───── Available data
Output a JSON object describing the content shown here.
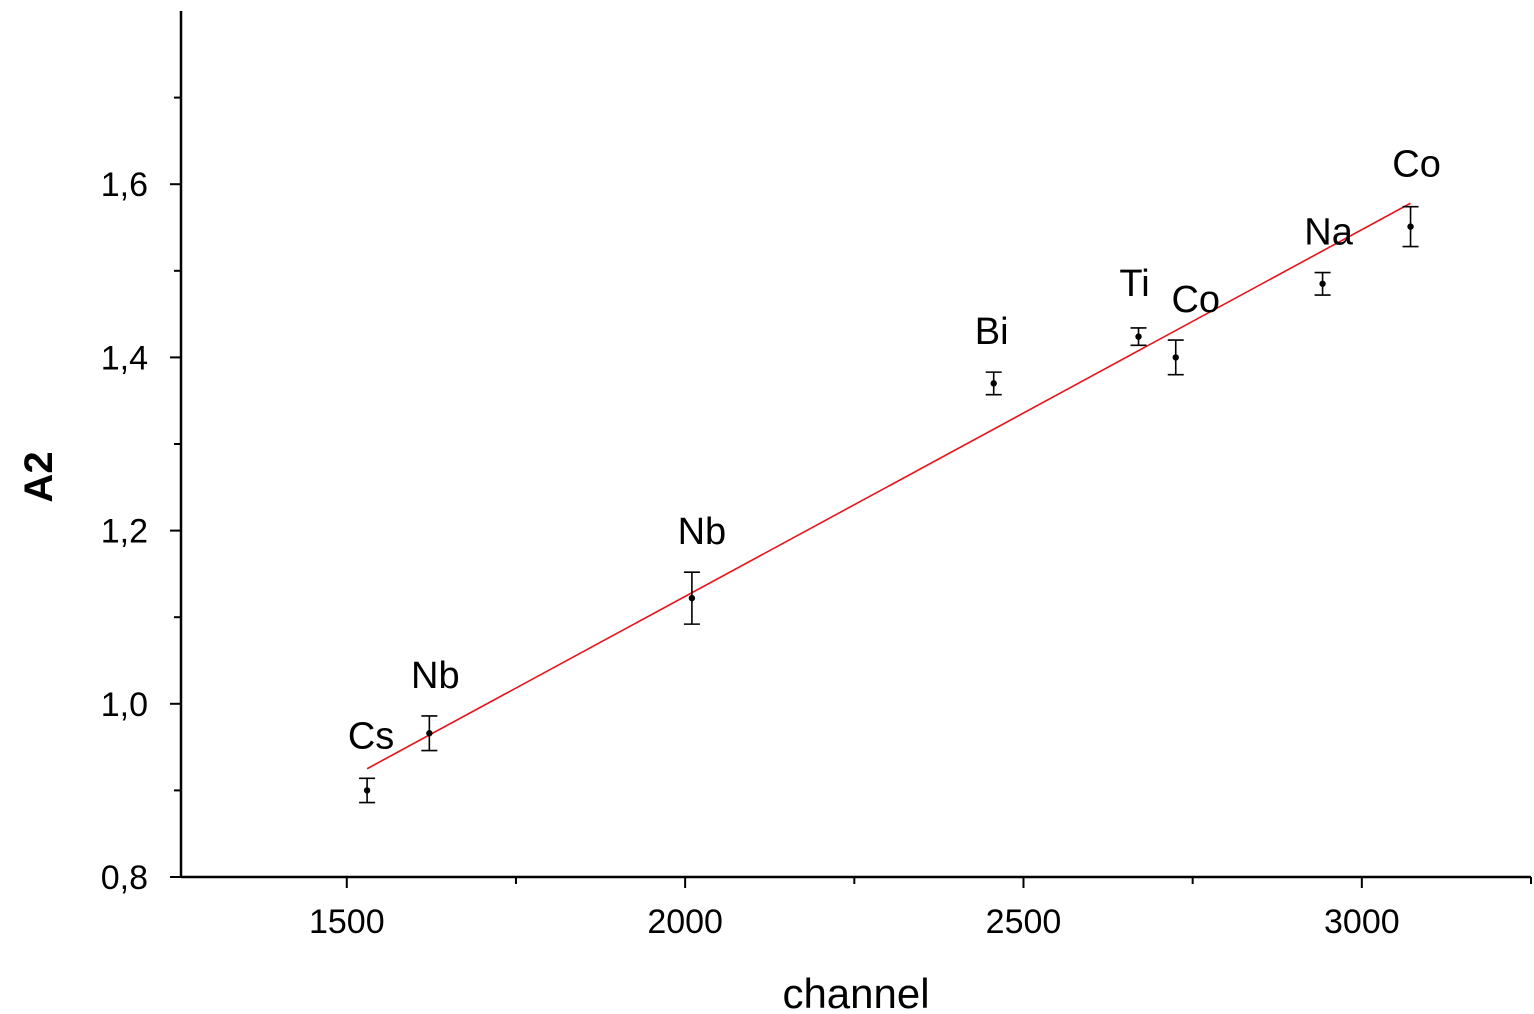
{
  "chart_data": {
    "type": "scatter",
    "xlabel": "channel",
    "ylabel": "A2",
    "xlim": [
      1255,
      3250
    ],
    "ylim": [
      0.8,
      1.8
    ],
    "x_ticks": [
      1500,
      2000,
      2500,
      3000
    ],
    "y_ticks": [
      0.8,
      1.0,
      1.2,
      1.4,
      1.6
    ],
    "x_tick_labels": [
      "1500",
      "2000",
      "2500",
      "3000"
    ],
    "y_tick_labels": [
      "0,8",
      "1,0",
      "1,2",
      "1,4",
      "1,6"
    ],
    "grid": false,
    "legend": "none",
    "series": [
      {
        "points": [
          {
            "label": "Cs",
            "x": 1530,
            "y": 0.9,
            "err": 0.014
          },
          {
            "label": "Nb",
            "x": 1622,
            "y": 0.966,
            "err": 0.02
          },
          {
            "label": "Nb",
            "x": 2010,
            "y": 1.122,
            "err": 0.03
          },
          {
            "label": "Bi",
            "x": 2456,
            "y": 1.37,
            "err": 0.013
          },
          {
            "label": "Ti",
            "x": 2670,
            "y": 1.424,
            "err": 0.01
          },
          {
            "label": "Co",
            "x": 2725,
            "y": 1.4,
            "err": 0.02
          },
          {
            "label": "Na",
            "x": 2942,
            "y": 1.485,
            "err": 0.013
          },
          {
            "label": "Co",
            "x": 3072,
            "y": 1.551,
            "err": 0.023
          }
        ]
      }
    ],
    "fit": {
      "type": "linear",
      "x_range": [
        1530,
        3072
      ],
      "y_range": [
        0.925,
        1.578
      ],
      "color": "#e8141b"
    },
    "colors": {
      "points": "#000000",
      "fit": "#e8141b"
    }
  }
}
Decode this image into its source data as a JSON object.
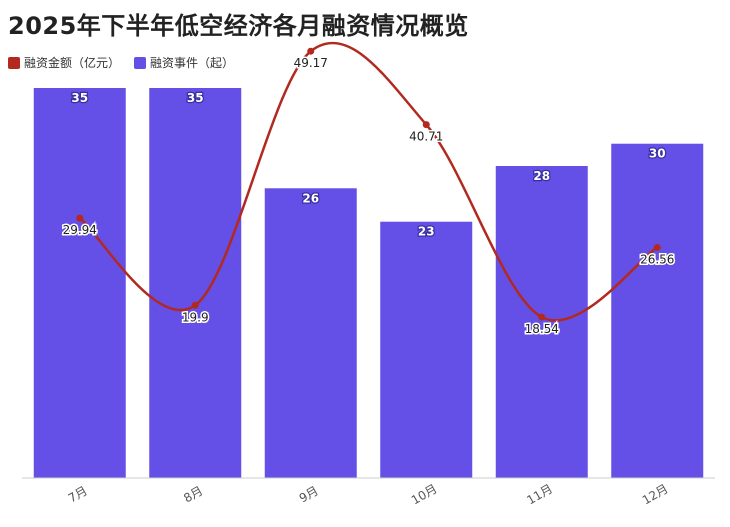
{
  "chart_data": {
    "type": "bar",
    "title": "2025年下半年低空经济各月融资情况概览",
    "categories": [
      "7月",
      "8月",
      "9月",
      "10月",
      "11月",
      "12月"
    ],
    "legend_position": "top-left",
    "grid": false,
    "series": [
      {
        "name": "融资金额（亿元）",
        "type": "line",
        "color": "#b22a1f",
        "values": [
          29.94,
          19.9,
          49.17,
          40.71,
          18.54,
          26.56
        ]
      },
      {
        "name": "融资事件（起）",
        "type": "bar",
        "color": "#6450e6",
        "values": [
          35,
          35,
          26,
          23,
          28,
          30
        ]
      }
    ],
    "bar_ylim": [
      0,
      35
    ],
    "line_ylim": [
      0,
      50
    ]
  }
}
──────────
───── Available data
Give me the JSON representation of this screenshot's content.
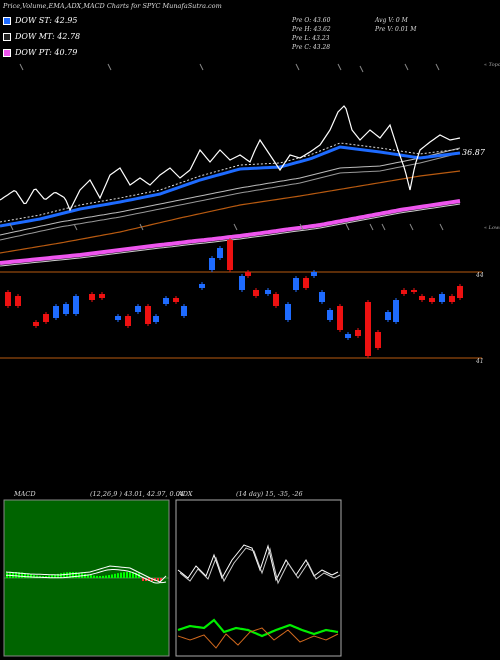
──────────
───── Available data
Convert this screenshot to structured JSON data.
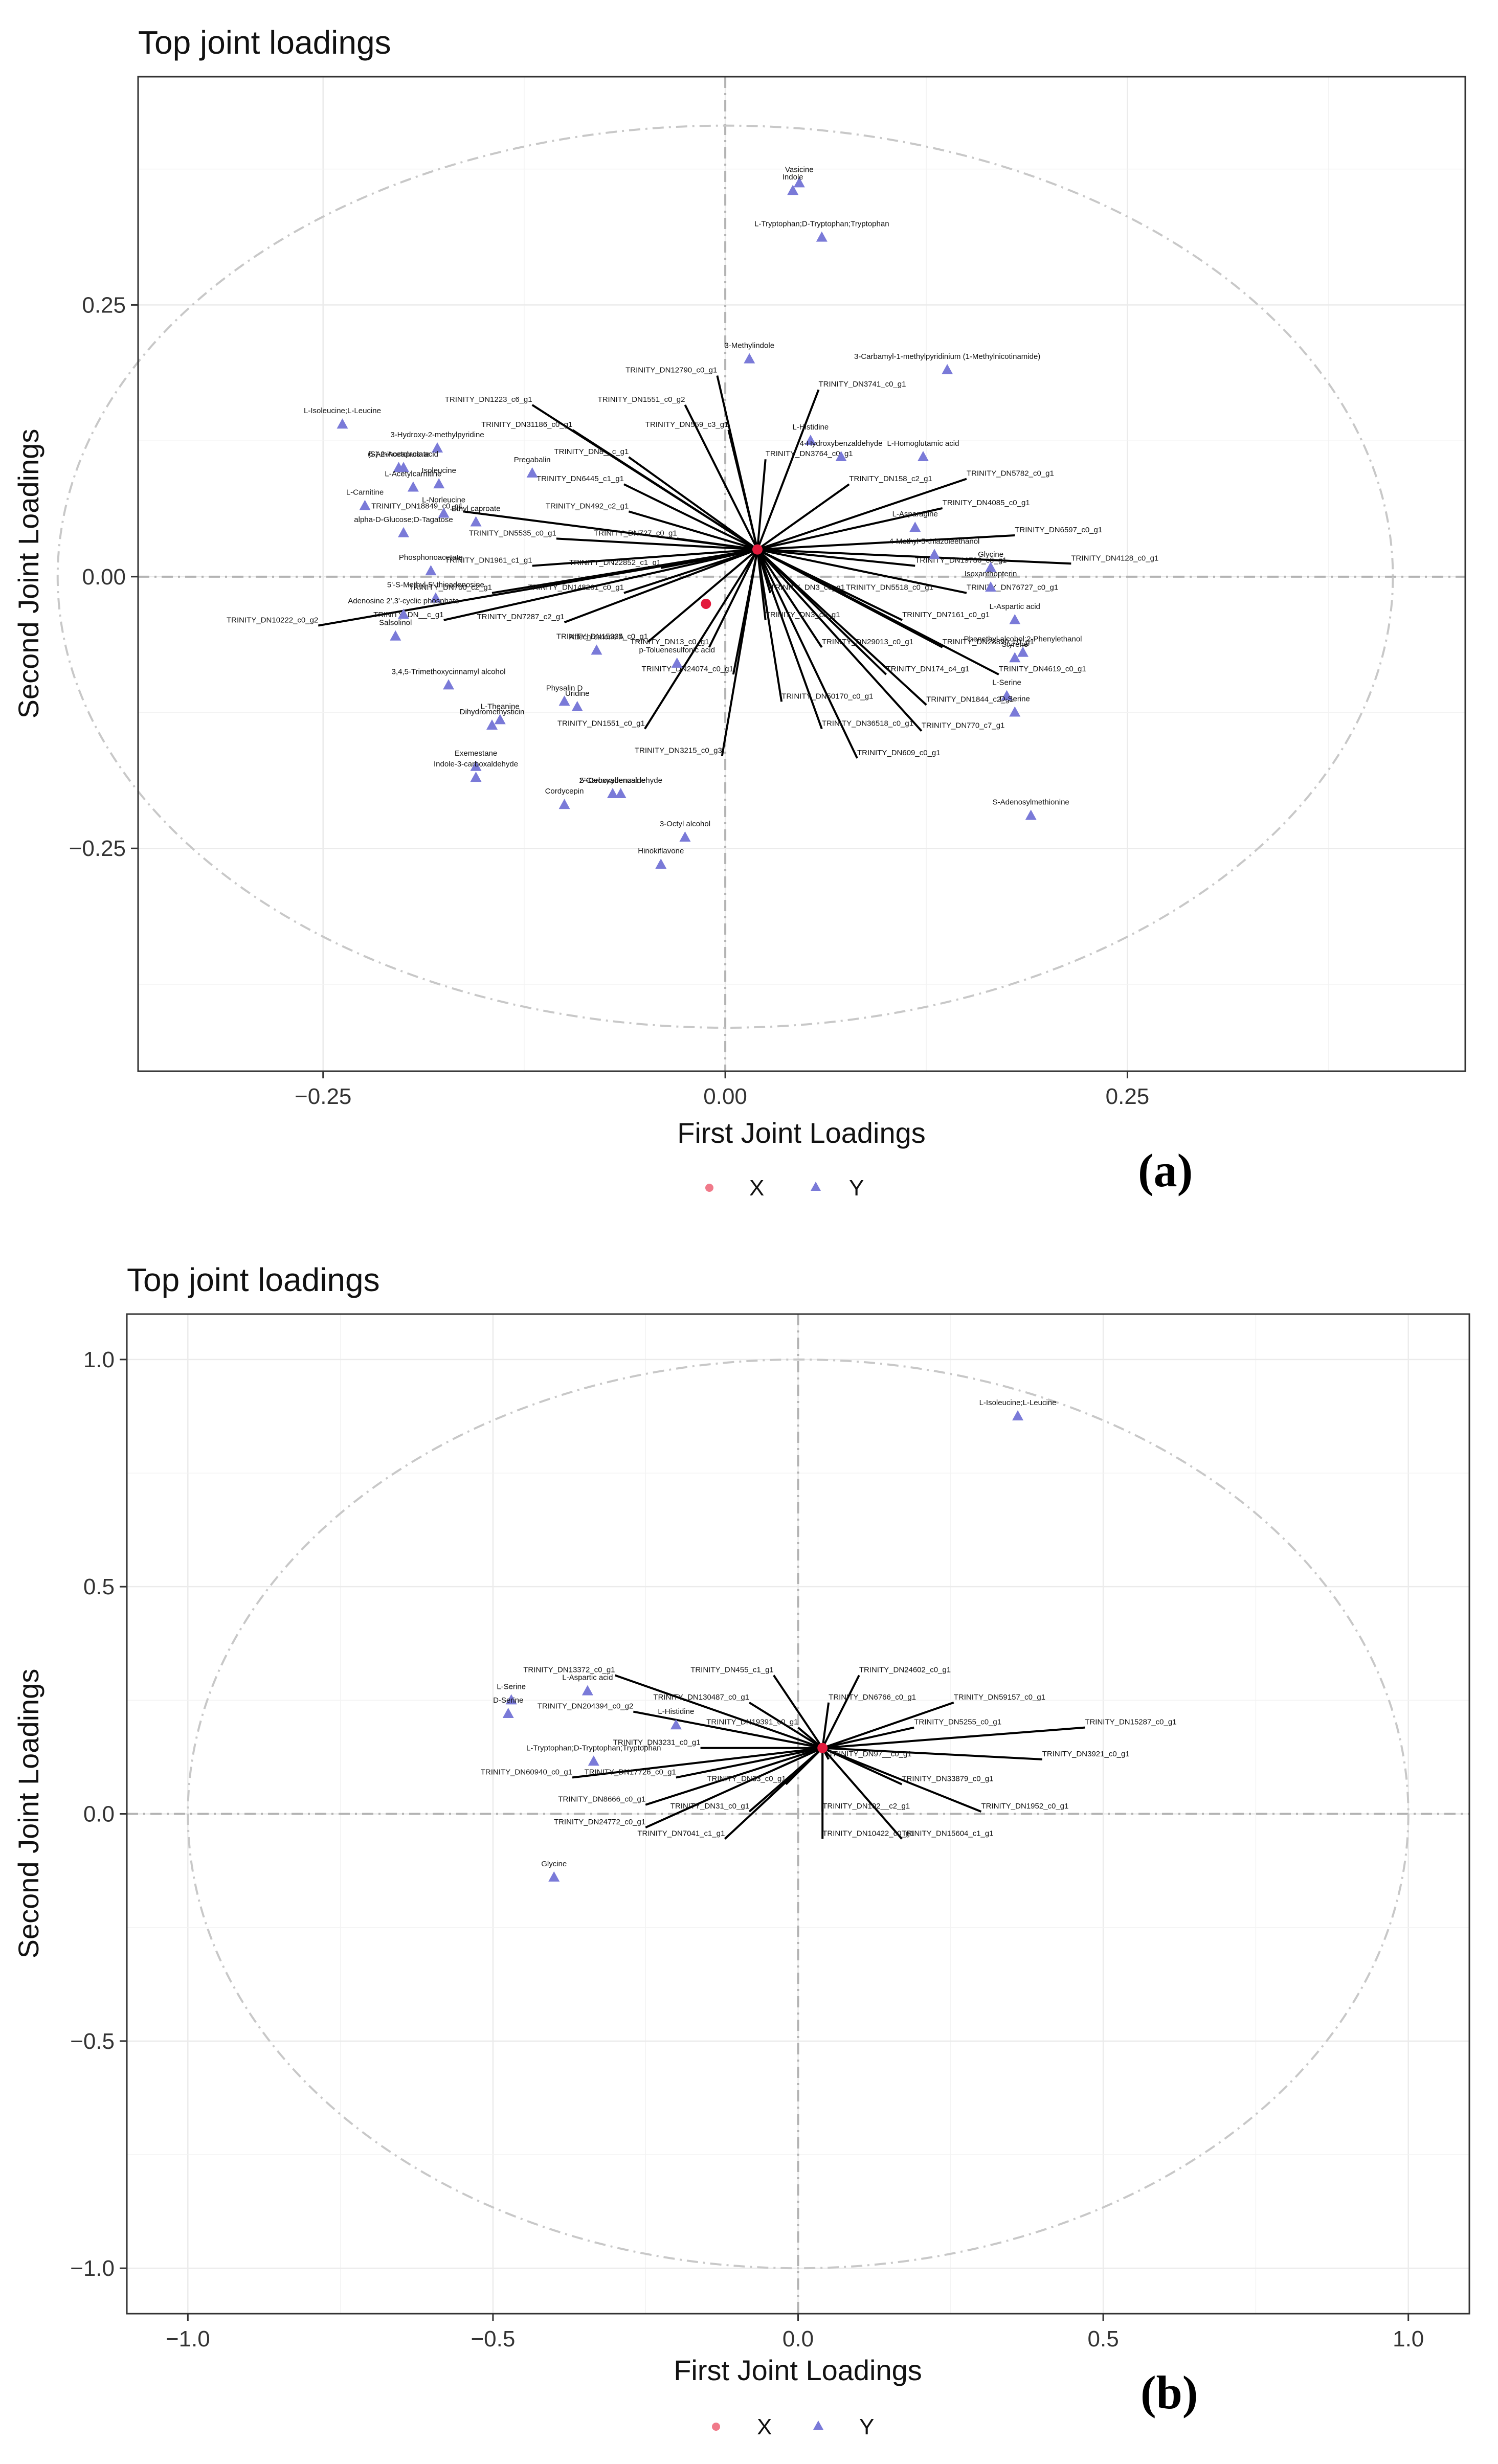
──────────
_Problem to solve_. In the entries above, find each line with the string "screenshot" and copy it.

_Response to this task_.
Give me the JSON representation of this screenshot's content.
Convert this screenshot to structured JSON data.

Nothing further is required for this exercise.